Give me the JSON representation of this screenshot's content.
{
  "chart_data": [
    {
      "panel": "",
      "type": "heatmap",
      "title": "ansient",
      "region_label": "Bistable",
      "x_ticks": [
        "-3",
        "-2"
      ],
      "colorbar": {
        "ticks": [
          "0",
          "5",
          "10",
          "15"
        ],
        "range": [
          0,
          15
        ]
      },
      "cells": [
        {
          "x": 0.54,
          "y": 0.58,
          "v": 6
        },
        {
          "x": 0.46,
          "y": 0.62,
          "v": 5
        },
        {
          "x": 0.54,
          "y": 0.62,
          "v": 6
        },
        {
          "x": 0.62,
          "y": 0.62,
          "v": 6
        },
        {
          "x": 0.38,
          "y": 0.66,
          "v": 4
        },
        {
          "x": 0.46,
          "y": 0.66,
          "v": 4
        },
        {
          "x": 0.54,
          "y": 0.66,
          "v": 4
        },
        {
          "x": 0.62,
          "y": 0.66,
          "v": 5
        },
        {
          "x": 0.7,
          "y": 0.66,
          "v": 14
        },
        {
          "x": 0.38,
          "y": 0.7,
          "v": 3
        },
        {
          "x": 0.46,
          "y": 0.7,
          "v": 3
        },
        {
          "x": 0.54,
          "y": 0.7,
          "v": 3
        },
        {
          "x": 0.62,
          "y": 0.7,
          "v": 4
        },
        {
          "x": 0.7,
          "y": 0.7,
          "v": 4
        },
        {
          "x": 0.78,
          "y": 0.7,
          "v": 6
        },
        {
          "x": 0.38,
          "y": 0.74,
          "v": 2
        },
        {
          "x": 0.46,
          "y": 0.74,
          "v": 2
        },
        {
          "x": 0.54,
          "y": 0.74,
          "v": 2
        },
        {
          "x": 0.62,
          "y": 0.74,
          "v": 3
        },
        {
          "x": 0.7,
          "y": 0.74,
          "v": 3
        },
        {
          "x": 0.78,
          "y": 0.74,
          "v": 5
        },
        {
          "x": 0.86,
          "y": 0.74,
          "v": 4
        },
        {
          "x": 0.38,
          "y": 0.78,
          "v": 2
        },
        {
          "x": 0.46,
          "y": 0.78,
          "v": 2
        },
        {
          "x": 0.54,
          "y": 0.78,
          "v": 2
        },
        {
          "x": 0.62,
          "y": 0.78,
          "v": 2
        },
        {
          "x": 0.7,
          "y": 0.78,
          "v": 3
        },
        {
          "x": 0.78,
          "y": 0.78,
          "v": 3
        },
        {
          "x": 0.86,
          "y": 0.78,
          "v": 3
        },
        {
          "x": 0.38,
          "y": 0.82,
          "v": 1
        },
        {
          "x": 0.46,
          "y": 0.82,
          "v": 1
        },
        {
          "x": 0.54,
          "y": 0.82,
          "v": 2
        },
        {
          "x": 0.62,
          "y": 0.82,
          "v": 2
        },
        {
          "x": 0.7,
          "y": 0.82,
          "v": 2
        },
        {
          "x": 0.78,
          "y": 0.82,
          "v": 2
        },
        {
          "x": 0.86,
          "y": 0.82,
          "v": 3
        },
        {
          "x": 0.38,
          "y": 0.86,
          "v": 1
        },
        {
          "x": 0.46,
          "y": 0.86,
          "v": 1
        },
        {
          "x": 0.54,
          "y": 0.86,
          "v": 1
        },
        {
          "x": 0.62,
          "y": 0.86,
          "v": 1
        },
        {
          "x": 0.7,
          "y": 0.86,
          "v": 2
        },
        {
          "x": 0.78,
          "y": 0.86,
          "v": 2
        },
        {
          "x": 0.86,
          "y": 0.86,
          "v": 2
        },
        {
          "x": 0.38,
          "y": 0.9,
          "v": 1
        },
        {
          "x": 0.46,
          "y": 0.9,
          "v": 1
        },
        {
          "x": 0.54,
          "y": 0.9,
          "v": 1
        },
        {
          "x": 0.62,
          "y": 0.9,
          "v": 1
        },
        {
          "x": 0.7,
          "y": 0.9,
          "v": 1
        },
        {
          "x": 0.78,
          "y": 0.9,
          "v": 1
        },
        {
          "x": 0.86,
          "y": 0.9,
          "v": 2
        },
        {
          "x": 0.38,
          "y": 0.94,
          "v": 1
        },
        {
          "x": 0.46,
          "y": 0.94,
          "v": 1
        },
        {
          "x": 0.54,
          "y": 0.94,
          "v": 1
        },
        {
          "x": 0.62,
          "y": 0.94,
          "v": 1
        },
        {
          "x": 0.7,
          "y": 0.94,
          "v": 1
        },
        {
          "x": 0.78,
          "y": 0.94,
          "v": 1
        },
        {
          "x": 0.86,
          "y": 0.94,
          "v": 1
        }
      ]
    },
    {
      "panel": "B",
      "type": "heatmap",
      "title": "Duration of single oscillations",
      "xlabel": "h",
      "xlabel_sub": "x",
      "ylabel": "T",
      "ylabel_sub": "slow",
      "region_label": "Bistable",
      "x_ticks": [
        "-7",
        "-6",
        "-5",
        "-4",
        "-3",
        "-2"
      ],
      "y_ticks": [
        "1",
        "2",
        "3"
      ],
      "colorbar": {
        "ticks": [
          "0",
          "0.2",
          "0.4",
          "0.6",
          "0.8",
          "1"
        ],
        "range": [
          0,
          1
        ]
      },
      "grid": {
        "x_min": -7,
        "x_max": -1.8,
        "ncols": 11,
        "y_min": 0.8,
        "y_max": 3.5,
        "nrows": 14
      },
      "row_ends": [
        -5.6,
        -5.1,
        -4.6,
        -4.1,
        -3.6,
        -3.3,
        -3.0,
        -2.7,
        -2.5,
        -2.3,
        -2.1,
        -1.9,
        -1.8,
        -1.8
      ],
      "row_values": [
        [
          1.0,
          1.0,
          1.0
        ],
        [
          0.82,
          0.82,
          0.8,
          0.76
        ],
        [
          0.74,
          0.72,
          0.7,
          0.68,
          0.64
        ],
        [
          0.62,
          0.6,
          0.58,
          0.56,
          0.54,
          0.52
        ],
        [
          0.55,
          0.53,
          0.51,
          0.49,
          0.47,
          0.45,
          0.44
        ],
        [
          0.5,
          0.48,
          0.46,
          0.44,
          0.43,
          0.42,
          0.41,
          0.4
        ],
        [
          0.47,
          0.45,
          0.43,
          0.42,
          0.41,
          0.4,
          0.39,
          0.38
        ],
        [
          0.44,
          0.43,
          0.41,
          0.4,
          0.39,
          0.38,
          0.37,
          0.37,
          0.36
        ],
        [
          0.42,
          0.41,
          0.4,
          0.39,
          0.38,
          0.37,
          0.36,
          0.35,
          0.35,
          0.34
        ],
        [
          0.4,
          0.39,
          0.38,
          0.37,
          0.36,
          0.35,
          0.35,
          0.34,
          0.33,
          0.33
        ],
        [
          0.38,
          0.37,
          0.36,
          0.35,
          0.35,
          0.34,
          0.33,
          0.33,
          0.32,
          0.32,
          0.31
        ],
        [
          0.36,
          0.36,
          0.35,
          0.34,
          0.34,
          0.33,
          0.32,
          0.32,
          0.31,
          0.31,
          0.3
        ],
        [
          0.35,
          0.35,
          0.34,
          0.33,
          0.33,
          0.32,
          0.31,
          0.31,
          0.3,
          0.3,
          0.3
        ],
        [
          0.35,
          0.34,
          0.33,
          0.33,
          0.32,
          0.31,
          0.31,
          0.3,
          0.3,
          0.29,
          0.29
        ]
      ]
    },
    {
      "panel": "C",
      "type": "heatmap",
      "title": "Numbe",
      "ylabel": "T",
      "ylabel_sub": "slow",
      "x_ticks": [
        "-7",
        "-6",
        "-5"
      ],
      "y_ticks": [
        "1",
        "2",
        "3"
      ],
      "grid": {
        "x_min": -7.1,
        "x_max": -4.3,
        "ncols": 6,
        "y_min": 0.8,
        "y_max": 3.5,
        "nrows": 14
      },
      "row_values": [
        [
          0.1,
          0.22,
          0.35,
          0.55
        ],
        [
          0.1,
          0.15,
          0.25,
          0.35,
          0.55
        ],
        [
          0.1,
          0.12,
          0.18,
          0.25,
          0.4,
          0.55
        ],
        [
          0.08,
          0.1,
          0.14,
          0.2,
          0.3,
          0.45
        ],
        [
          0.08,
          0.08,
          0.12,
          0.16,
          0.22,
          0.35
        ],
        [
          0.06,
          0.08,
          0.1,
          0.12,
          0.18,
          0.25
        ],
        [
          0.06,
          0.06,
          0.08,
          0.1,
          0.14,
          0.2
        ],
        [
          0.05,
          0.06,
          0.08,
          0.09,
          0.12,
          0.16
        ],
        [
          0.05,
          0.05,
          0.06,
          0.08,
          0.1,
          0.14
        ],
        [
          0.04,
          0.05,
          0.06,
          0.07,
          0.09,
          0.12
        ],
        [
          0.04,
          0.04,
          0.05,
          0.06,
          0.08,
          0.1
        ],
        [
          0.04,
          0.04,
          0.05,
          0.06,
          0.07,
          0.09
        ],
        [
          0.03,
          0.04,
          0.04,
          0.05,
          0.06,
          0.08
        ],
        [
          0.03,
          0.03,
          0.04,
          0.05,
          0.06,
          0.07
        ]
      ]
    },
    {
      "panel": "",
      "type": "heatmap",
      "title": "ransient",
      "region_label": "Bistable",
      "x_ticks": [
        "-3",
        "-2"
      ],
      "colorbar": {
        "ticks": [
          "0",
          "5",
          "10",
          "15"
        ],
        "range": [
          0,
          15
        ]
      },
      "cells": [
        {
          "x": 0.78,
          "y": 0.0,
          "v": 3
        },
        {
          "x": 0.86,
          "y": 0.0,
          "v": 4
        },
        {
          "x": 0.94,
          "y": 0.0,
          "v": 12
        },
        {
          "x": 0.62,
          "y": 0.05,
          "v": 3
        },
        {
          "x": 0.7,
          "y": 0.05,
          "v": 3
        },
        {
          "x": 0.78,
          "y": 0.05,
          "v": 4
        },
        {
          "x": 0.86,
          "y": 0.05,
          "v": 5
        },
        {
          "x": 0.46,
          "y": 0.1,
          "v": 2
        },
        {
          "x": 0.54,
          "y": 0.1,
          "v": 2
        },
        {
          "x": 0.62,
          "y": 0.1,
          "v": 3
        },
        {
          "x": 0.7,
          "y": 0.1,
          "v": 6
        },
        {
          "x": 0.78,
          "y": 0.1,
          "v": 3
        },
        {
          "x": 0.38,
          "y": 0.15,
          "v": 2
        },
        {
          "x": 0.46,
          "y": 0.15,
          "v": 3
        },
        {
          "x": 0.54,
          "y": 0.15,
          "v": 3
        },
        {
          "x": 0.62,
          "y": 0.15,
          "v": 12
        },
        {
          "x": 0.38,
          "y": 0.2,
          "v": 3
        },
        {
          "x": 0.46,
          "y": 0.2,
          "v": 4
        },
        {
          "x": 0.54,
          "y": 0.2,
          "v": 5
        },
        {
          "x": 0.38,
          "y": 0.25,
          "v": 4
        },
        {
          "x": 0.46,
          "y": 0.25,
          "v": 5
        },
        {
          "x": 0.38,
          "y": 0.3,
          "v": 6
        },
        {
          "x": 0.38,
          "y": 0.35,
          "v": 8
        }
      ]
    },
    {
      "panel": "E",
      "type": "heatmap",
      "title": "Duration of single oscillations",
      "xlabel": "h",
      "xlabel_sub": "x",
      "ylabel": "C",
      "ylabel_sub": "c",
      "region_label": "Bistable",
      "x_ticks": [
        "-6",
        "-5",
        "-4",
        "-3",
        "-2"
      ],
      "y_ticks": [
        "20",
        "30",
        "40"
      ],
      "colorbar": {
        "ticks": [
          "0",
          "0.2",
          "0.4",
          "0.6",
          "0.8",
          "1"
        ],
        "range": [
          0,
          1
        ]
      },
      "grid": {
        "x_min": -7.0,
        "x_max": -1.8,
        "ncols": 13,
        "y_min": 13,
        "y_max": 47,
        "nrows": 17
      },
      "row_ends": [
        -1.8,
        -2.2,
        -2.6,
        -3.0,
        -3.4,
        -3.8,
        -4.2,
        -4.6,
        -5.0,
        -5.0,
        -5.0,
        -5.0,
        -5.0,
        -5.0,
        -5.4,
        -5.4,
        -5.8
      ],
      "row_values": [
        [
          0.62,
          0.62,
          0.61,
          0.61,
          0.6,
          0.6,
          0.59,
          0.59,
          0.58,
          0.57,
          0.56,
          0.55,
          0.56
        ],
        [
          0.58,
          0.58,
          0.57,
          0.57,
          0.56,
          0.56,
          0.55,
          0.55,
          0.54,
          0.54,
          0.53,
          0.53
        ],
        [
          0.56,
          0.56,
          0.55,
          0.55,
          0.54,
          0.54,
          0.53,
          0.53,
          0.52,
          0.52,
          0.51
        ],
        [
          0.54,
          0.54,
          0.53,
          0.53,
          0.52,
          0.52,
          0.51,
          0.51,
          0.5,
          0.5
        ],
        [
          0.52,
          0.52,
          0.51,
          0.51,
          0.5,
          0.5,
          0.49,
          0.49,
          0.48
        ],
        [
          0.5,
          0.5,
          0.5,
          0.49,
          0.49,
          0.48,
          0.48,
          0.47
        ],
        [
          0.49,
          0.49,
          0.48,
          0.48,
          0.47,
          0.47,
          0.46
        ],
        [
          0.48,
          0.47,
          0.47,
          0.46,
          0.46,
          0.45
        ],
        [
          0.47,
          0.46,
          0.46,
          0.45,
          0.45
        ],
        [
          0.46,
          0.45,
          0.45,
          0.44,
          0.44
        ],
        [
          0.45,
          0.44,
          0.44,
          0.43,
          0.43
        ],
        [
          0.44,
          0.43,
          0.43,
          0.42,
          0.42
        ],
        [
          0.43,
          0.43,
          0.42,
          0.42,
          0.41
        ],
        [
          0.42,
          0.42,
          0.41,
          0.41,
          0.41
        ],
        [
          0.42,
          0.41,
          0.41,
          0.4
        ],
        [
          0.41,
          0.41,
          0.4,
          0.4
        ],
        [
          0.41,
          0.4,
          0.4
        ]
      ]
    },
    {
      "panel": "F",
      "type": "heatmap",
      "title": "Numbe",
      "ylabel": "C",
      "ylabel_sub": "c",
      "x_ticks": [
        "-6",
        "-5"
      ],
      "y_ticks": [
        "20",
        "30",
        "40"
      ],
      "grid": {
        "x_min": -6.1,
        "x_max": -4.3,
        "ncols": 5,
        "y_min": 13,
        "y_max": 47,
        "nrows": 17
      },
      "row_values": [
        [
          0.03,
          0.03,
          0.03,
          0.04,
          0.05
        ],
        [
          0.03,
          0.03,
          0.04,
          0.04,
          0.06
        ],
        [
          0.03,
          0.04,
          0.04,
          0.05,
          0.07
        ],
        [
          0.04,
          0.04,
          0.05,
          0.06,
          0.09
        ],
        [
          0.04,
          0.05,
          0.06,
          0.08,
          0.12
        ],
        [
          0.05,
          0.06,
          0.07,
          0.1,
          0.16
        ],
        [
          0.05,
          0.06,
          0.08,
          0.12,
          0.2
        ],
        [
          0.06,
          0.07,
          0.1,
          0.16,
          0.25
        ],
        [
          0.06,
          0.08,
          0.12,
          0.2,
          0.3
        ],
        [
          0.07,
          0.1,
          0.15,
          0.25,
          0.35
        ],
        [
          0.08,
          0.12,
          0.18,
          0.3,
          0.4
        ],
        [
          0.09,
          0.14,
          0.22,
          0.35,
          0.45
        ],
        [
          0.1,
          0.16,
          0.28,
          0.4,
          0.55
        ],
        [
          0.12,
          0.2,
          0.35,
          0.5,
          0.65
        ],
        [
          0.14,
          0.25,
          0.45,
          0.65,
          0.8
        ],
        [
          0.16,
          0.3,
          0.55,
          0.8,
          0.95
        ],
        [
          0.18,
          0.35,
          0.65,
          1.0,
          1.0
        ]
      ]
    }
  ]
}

------

The request :: Using the listing above, work out how many of its lines include "panel", and give only the result.

Response :: 6